-------- Material for this exercise --------
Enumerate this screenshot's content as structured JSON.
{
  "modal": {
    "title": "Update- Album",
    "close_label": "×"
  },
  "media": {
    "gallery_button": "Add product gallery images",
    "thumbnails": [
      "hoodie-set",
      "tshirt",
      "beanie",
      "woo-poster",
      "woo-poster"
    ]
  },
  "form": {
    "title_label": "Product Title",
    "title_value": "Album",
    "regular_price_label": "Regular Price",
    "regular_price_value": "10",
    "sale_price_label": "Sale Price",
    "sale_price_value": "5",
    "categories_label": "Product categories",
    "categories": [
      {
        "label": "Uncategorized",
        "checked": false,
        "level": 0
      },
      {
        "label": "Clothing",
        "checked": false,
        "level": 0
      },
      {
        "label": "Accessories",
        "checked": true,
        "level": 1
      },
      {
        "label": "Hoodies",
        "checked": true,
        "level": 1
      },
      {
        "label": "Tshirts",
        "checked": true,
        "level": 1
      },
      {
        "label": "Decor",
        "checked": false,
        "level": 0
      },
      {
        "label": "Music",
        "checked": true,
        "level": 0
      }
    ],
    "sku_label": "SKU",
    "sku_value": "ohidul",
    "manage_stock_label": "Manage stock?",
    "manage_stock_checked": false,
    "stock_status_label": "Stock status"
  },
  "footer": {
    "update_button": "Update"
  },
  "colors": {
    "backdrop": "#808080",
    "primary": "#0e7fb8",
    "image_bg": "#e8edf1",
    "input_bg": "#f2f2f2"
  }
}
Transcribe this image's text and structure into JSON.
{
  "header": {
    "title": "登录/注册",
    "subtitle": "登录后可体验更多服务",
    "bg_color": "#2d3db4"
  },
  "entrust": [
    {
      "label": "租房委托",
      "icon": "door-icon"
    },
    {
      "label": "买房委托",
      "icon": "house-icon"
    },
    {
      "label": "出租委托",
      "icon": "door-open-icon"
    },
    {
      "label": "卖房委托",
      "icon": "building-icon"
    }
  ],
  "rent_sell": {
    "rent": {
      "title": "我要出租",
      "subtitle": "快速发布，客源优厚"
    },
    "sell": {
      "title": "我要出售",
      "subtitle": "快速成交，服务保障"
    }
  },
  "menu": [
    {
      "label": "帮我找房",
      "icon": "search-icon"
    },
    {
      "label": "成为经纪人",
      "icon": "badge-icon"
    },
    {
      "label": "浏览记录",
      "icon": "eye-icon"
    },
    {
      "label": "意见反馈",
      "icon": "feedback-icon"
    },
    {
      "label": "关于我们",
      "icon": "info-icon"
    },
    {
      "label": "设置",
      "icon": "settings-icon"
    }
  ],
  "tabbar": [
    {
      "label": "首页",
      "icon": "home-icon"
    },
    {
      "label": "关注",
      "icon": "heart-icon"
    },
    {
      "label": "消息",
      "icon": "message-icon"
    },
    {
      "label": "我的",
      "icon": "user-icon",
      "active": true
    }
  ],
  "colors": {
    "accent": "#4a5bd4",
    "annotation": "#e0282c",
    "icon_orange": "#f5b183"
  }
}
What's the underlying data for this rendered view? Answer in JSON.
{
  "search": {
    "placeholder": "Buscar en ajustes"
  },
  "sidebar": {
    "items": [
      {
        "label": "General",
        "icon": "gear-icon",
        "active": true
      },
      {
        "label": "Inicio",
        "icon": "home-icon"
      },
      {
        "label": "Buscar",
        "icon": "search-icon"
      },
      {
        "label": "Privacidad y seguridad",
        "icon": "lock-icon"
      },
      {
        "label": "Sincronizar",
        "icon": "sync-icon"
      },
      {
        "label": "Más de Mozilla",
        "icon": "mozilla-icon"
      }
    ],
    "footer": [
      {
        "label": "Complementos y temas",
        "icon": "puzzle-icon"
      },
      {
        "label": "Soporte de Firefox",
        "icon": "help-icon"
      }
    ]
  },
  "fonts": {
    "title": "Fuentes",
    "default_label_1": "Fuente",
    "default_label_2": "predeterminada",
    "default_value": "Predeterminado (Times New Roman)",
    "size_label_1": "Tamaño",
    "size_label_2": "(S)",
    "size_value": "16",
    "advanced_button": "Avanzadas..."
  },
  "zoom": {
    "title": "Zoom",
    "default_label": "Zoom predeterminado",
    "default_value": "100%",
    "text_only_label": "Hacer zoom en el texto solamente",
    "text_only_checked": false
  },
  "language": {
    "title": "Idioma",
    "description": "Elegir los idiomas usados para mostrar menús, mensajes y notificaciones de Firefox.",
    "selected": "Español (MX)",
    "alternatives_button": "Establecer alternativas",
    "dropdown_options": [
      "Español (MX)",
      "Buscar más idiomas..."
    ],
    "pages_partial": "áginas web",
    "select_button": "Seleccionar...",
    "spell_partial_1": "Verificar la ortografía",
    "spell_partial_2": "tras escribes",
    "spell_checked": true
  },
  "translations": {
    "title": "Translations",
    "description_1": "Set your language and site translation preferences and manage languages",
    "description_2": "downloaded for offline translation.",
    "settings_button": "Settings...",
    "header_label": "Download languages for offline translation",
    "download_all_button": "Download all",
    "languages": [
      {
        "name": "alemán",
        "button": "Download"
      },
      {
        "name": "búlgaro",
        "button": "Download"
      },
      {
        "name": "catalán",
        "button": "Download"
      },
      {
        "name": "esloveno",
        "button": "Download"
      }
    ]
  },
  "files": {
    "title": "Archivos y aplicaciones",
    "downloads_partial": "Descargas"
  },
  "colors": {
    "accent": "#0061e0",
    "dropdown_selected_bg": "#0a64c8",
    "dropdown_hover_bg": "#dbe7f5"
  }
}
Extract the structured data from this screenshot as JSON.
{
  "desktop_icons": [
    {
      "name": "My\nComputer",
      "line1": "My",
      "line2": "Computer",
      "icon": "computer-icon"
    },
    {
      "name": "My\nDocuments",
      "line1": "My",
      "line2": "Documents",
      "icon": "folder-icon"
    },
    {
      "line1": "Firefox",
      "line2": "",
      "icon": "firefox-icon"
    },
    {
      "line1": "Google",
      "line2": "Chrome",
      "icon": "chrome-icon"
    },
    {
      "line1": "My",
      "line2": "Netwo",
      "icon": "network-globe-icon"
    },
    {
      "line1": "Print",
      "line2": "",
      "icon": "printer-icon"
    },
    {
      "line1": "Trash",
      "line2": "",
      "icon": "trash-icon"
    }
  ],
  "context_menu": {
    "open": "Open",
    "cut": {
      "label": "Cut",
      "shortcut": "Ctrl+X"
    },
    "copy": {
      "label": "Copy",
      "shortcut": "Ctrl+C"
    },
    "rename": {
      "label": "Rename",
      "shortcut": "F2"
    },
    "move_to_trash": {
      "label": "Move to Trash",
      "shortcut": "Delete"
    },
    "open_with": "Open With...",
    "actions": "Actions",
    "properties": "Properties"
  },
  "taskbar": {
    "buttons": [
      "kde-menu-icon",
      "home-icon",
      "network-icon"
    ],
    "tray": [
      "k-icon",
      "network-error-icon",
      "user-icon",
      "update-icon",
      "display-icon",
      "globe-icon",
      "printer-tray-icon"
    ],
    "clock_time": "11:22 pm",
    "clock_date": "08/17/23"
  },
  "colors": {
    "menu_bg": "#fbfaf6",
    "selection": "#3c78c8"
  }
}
--------
→ **Goal of the exercise**:
Gather all the lines that include the word "Buscar" and copy them out.

→ **Expected output**:
    "placeholder": "Buscar en ajustes"
        "label": "Buscar",
      "Buscar más idiomas..."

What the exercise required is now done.